Only the number is wanted: how many lines of the data contain "content"?

-- Start --

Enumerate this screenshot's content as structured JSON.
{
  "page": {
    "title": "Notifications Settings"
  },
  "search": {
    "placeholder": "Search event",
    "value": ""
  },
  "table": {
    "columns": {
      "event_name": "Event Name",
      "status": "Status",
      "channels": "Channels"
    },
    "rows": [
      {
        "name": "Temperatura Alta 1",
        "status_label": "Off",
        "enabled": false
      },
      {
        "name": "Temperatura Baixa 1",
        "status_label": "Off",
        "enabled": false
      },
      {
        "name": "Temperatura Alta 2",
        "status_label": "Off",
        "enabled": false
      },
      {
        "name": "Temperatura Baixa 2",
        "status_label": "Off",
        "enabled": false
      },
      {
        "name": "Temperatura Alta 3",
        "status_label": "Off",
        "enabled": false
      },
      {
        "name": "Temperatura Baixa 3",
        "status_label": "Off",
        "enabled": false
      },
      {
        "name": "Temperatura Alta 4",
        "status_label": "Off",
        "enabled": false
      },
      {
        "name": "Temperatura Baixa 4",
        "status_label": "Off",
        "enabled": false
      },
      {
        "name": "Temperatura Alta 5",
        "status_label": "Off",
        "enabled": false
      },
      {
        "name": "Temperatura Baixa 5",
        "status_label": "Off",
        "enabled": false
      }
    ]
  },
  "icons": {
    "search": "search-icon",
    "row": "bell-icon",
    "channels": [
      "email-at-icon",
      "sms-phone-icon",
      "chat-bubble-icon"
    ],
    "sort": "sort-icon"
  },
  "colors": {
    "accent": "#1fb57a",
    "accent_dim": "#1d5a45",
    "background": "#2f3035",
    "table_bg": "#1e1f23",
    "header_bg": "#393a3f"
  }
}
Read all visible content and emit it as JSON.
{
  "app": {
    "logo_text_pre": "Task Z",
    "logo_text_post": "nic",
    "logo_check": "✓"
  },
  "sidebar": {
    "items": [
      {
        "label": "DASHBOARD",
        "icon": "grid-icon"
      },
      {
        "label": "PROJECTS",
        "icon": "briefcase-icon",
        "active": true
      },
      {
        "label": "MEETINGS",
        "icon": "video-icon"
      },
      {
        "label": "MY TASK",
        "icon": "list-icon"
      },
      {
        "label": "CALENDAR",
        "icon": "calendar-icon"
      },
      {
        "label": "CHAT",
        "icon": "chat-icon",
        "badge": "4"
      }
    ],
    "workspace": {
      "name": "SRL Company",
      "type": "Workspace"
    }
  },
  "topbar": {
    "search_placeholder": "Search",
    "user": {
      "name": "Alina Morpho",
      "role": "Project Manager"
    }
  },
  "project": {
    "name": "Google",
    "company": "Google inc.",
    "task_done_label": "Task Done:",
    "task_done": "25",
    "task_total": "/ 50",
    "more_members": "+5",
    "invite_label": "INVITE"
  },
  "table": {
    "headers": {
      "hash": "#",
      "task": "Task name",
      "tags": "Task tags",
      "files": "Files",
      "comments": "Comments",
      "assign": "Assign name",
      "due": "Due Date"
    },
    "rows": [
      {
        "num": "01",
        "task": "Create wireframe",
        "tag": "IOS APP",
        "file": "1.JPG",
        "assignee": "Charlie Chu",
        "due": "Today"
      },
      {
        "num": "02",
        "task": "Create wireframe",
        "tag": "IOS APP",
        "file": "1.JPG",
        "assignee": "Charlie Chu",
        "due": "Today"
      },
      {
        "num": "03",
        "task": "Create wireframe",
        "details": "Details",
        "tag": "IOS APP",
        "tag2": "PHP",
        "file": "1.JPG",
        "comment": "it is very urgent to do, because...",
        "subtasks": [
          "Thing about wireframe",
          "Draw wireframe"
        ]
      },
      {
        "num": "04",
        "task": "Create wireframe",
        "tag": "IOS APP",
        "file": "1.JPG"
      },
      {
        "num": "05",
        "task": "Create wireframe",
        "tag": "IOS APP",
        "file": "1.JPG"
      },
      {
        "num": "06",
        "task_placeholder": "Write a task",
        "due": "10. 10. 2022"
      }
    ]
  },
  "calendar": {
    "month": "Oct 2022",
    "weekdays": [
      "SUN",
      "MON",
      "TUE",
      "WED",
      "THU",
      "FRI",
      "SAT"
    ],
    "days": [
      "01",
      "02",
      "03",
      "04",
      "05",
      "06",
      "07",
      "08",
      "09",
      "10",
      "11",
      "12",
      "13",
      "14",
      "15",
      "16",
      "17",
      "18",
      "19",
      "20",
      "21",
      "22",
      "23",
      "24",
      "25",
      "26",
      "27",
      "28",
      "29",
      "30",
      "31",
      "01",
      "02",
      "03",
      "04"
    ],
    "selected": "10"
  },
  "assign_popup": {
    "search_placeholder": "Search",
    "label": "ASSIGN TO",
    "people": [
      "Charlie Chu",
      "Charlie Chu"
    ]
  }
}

-- End --
-- Start --

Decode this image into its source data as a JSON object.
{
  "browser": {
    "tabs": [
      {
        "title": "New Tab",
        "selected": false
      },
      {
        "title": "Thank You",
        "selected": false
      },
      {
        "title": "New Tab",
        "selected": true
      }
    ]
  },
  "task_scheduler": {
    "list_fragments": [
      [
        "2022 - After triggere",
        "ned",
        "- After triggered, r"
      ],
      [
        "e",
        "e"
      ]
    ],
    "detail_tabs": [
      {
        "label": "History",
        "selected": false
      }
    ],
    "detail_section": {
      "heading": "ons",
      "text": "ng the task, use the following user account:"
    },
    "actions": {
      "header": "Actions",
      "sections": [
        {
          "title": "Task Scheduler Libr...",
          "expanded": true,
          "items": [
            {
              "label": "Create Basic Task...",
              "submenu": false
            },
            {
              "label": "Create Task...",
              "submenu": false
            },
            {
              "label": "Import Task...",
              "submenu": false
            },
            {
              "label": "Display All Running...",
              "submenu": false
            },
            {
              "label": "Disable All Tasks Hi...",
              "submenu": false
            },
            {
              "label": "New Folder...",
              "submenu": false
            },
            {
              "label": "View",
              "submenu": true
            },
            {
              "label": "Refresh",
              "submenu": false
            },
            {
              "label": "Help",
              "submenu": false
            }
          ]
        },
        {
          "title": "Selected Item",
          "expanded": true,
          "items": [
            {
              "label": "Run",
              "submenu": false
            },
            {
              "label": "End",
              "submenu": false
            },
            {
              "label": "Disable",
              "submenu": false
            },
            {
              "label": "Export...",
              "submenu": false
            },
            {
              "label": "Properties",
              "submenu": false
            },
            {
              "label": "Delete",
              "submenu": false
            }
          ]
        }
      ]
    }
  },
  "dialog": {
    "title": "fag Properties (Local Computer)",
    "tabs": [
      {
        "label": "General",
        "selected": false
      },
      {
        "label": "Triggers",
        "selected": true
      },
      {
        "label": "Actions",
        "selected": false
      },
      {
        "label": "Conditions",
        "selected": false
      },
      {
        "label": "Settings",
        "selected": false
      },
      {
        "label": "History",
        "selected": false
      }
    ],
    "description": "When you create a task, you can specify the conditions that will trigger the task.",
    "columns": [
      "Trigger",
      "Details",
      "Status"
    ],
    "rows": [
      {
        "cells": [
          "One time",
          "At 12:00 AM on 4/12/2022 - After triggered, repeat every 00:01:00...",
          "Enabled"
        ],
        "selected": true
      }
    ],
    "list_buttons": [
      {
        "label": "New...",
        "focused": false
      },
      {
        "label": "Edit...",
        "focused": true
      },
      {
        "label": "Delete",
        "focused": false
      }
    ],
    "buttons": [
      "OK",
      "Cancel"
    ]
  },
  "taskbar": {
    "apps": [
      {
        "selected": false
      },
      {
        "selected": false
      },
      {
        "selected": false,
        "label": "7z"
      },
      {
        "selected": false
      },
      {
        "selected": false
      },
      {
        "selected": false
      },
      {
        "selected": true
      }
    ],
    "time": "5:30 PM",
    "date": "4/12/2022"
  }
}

-- End --

* _EXERCISE OUTPUT_: 2